RECORDS PROVIDED
--- START ---

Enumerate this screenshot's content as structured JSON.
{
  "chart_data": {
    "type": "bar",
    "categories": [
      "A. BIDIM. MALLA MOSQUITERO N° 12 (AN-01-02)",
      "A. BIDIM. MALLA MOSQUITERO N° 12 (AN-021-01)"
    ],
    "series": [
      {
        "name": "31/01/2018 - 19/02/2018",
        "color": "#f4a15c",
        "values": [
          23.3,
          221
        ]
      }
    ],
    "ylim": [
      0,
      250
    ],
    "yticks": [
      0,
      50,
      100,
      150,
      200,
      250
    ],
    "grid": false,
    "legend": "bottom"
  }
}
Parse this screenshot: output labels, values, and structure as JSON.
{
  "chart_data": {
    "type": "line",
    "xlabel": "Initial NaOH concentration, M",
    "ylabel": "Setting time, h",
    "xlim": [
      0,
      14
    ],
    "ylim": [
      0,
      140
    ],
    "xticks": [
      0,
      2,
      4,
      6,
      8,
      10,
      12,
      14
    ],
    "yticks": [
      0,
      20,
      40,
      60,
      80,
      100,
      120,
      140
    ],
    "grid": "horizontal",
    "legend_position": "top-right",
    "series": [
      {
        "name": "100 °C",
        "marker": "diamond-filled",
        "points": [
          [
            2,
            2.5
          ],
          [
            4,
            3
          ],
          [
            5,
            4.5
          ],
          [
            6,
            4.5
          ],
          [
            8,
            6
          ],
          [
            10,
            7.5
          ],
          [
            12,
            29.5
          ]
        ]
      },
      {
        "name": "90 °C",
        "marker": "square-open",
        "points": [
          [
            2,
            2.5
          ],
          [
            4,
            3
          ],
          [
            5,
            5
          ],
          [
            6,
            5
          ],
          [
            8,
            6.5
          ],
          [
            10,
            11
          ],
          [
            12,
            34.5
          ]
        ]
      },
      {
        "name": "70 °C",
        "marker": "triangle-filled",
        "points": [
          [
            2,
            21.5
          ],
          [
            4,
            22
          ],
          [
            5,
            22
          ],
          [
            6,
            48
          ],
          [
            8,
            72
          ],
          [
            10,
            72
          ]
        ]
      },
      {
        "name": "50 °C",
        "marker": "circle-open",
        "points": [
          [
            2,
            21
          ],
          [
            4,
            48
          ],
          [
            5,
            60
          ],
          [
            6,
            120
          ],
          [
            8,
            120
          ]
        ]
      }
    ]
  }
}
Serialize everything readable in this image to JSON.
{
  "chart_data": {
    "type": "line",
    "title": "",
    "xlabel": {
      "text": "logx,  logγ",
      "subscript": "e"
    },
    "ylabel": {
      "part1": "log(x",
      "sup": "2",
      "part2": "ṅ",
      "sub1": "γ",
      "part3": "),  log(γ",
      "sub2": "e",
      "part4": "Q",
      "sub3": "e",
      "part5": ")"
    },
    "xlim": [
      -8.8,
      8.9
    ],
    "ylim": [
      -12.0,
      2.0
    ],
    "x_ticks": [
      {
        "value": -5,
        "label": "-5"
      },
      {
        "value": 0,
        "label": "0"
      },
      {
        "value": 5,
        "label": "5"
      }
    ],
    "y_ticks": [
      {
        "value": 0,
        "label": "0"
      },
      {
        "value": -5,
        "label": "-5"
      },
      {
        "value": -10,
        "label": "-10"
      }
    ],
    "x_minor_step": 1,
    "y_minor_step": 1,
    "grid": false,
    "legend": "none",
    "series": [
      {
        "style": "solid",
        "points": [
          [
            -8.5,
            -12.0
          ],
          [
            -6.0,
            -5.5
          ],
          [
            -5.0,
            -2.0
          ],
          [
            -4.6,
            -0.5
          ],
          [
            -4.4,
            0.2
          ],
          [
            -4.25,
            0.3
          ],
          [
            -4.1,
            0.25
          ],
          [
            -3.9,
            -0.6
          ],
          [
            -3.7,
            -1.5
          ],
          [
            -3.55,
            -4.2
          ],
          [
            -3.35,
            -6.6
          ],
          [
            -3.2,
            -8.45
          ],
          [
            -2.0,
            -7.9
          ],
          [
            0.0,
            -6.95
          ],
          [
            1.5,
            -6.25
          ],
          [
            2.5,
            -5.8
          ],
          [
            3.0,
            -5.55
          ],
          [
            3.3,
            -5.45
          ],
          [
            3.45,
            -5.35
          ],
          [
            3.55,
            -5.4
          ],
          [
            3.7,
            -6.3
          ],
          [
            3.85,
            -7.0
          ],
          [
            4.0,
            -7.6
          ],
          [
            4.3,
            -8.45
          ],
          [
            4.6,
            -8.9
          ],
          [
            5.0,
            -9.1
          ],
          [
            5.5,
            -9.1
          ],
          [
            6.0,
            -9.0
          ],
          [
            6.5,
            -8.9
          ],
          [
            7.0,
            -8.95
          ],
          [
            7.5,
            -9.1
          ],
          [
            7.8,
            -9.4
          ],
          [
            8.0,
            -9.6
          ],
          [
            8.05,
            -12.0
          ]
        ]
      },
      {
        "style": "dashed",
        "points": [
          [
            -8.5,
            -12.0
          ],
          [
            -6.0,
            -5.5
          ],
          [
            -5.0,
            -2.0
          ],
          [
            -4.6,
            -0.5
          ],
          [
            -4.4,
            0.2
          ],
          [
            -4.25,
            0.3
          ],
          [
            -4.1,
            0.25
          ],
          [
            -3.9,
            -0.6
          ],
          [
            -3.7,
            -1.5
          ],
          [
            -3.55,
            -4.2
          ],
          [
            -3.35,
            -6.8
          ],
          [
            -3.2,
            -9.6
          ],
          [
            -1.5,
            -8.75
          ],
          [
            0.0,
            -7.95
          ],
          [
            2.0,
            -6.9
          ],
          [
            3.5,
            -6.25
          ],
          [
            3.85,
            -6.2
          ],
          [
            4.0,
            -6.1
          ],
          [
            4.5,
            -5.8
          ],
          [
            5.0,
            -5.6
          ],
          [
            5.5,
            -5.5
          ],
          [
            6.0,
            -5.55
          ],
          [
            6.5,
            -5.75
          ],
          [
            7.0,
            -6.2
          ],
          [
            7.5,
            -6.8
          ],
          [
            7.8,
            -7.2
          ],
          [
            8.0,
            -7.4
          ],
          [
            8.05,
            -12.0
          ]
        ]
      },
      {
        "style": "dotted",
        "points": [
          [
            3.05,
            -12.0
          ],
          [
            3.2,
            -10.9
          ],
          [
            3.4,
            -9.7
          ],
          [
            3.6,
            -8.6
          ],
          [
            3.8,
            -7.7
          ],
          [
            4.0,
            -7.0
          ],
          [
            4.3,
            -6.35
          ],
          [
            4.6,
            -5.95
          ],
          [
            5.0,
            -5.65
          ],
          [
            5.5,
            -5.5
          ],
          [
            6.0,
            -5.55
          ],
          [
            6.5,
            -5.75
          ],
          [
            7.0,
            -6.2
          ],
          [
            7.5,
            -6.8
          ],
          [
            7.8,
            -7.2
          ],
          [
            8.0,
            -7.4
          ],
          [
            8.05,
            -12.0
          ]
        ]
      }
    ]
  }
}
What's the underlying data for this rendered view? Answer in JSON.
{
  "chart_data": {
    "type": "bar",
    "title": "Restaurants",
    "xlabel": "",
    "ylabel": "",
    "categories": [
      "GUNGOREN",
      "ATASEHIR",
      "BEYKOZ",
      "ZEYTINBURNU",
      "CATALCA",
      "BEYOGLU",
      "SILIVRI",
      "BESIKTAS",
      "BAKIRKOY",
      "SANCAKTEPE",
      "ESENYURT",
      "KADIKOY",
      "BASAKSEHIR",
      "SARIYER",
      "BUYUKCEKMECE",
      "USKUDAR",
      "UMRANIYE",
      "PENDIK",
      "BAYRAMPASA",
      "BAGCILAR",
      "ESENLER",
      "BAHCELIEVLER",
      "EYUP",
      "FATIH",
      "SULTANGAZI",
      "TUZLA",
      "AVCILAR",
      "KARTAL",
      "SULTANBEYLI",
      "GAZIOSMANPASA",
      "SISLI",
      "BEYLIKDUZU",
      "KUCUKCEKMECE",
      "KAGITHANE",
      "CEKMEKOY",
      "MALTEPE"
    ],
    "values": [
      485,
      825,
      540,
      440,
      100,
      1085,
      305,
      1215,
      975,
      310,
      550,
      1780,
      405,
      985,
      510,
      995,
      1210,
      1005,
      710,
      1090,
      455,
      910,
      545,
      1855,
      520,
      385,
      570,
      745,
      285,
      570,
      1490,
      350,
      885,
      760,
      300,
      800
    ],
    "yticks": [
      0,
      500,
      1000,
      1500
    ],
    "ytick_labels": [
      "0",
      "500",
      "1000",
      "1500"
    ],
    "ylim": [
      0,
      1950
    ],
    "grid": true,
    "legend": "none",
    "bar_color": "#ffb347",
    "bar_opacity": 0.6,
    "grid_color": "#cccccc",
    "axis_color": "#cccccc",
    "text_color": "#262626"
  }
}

--- END ---

PROBLEM TO WORK ON
Locate the lines above that hold the word "xlabel". Show every one of them.

SOLUTION TO THIS EXERCISE
    "xlabel": "Initial NaOH concentration, M",
    "xlabel": {
    "xlabel": "",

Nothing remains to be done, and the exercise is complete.